# Stated problem:
Copy the rows below word for word, starting at the very first row and ending with the row that contains "park-scene [0, 0, 1080, 2340]". Include both of those rows.

Region boundary data
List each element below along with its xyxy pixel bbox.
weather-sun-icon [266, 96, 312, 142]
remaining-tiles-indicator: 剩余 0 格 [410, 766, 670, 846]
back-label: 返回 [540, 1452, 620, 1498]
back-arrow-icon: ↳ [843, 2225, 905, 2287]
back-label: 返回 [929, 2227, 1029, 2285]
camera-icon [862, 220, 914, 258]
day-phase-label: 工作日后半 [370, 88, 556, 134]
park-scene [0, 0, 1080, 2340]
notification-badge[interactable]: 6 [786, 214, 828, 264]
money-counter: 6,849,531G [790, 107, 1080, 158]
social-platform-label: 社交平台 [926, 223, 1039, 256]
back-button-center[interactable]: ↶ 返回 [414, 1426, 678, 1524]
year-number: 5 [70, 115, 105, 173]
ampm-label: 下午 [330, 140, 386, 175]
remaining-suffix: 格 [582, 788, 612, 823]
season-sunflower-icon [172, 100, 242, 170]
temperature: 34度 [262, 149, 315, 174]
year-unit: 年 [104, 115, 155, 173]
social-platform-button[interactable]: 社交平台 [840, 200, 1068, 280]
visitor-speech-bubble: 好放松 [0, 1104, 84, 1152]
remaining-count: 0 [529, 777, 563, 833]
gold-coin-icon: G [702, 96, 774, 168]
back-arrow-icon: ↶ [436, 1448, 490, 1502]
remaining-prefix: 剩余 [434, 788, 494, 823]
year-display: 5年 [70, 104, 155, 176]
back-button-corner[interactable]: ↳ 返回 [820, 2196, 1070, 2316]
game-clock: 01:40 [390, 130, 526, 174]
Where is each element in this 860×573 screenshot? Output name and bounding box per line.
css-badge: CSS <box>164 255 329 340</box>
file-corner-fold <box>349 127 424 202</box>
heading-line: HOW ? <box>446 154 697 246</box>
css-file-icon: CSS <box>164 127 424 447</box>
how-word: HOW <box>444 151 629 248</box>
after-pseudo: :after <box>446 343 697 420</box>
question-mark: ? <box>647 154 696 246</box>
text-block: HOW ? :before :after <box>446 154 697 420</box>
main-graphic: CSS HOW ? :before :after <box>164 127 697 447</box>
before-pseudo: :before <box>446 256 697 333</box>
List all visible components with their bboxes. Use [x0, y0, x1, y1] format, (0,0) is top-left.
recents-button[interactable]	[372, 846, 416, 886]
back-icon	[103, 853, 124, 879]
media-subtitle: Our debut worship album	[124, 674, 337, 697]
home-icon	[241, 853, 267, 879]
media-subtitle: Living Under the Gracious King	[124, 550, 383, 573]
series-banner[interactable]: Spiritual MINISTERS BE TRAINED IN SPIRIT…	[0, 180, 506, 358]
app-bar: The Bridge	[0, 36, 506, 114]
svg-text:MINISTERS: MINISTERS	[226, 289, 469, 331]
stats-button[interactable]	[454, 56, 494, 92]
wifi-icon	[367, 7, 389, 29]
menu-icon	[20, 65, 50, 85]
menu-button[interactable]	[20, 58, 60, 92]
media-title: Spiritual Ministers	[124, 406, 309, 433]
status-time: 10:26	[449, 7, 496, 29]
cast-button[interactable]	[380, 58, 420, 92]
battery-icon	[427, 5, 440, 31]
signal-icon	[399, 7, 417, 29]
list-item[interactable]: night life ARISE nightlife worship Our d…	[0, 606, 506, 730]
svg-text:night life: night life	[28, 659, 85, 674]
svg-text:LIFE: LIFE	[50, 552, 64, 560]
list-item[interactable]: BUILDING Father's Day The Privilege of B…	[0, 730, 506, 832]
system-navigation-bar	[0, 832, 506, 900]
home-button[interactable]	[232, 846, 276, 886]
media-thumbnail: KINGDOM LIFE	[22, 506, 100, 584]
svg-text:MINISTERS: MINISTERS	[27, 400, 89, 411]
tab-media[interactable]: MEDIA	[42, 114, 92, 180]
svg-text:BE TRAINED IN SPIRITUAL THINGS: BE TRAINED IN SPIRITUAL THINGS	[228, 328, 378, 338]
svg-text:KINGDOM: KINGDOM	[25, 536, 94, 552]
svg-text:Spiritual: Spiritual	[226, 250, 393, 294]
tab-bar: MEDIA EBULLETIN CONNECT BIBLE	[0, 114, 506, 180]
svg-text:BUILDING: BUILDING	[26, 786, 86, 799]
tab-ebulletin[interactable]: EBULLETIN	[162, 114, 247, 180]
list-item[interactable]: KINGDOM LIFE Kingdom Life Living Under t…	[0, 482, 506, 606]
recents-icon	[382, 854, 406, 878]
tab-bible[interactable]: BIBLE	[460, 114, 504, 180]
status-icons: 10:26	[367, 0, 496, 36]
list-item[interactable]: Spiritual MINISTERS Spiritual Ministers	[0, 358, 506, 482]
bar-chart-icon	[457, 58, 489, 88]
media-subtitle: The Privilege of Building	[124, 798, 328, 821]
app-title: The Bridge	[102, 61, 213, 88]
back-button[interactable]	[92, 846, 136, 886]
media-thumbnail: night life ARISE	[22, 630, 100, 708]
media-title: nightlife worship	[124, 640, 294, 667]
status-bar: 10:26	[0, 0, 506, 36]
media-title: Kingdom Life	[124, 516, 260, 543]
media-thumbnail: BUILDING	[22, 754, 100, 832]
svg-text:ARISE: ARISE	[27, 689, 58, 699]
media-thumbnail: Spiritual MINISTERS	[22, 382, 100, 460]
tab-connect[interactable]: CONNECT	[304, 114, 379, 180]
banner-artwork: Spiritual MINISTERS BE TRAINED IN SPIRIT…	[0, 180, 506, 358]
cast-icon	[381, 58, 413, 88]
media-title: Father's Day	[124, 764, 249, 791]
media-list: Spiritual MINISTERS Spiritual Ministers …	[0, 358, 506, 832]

# Response to the exercise:
List each element below along with its xyxy pixel bbox.
weather-sun-icon [266, 96, 312, 142]
remaining-tiles-indicator: 剩余 0 格 [410, 766, 670, 846]
back-label: 返回 [540, 1452, 620, 1498]
back-arrow-icon: ↳ [843, 2225, 905, 2287]
back-label: 返回 [929, 2227, 1029, 2285]
camera-icon [862, 220, 914, 258]
day-phase-label: 工作日后半 [370, 88, 556, 134]
park-scene [0, 0, 1080, 2340]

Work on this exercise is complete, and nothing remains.